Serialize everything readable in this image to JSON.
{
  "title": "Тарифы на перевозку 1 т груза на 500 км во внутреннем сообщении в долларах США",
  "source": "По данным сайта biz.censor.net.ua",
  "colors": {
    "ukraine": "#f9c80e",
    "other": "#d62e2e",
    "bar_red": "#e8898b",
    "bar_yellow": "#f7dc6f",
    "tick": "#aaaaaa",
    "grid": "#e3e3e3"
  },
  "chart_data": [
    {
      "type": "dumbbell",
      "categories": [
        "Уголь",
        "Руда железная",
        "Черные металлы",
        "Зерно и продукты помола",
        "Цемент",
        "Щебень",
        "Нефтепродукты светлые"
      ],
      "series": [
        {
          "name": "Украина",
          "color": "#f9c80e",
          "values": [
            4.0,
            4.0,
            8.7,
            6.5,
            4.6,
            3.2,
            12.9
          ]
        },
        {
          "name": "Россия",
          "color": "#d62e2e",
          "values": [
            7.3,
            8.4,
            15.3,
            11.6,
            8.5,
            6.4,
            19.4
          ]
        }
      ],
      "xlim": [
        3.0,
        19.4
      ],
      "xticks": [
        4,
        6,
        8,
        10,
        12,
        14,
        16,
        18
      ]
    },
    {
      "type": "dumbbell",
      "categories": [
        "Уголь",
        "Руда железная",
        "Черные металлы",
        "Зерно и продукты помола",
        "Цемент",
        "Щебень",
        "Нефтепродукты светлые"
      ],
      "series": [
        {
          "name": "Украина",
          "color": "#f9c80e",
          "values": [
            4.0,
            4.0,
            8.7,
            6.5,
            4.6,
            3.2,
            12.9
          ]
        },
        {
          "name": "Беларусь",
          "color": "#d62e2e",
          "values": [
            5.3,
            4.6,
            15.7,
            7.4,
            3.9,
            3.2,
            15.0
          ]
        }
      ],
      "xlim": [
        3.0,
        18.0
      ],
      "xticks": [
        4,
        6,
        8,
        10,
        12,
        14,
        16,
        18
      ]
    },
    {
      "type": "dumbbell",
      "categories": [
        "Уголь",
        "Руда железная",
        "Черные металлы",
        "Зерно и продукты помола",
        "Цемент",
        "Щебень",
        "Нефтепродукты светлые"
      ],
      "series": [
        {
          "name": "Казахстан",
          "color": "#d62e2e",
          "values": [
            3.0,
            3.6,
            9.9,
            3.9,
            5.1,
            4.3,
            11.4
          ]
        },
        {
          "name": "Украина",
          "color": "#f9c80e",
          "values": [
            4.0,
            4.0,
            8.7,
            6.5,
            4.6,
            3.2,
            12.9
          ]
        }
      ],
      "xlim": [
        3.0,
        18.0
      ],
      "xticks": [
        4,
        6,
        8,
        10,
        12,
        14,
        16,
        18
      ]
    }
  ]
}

----------

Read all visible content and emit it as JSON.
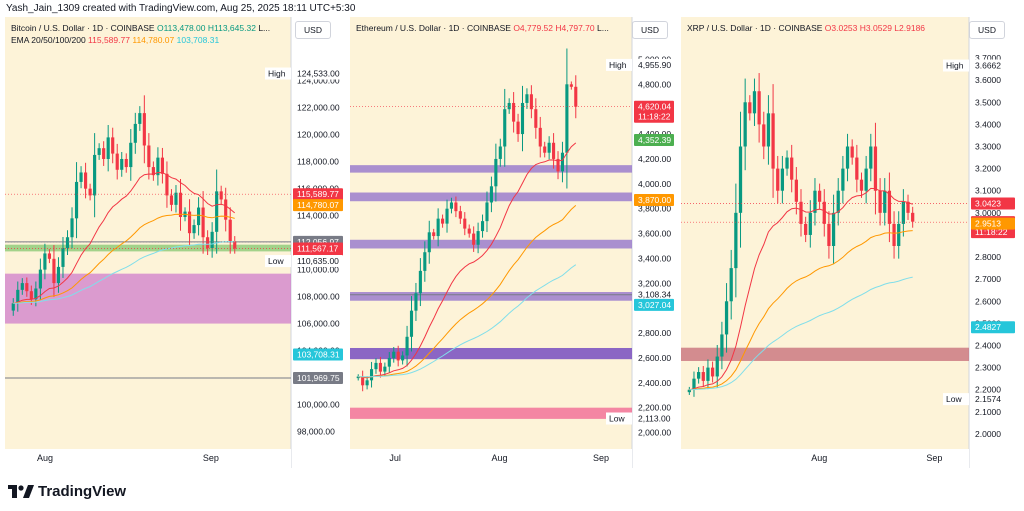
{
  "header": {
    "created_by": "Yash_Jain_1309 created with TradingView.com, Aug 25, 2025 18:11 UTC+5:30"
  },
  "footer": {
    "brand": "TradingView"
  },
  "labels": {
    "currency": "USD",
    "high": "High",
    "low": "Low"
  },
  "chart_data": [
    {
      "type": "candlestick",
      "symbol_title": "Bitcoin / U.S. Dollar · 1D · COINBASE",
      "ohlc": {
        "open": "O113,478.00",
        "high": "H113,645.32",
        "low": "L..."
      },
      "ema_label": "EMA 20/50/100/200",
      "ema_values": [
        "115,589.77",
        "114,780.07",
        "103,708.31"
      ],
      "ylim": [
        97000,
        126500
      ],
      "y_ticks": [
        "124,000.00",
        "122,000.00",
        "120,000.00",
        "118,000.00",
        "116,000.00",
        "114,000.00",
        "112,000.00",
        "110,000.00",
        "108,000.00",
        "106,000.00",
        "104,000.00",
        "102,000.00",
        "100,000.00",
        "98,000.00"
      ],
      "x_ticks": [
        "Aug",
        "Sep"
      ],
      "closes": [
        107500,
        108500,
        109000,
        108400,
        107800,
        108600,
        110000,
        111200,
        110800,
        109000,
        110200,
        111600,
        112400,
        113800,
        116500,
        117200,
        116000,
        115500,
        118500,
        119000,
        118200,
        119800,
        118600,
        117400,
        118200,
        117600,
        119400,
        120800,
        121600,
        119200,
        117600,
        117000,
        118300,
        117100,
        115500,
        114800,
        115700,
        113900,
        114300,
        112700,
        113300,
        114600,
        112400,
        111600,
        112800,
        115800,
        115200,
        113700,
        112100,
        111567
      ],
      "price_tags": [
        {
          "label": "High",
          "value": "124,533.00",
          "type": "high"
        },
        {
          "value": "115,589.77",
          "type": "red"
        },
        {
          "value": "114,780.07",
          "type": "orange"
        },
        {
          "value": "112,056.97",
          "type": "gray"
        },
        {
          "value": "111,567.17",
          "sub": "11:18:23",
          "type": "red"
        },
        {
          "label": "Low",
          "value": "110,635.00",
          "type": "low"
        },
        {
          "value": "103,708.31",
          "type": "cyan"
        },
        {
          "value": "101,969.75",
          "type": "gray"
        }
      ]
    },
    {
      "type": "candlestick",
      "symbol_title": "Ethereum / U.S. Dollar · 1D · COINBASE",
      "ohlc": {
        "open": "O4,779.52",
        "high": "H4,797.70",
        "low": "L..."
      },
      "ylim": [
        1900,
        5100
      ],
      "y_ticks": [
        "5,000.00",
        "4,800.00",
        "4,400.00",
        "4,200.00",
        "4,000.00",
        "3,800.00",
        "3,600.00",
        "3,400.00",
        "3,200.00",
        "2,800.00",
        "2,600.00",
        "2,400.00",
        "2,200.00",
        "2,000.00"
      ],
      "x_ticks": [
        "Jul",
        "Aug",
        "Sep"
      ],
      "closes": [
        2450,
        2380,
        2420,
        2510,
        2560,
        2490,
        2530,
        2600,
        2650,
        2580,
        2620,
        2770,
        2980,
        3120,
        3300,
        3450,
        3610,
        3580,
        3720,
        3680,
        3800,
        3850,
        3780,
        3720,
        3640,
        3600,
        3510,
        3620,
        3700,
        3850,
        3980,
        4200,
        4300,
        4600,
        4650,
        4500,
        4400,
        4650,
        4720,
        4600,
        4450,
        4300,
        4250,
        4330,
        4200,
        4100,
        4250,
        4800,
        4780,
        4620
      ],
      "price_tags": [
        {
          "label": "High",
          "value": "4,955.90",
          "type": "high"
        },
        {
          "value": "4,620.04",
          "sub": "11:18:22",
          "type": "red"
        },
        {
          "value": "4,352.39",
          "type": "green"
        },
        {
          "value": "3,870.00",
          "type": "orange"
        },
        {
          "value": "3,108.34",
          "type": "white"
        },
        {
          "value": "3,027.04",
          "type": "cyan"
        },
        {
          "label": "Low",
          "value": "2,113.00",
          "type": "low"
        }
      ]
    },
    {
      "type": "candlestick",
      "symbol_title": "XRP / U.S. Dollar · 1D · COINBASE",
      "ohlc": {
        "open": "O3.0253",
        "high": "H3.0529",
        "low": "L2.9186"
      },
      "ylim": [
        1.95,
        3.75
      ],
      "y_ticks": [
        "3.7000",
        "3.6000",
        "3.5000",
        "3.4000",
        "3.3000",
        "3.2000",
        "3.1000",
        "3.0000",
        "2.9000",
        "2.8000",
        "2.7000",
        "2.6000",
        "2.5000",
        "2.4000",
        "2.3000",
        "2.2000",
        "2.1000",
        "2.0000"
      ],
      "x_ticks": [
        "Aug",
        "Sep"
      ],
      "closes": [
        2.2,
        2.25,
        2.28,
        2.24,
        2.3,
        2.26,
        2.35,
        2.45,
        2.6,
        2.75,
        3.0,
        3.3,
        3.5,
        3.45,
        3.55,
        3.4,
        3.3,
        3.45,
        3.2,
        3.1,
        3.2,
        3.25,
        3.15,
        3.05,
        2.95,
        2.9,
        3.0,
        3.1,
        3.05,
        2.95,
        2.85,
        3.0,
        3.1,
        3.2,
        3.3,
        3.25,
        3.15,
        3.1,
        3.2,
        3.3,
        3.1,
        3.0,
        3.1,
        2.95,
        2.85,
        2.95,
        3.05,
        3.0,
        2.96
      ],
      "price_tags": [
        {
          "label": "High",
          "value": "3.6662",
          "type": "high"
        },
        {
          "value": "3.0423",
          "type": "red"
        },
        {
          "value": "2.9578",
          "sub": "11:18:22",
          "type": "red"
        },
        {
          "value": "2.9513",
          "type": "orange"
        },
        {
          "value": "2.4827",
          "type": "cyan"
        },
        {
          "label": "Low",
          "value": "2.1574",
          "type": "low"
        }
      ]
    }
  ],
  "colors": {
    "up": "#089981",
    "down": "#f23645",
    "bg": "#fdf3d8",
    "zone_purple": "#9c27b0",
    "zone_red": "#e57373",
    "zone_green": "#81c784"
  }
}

----------

### Problem details
Say how many lines in this listing hold the string "open", giving the count and nothing more.

### Exercise output
3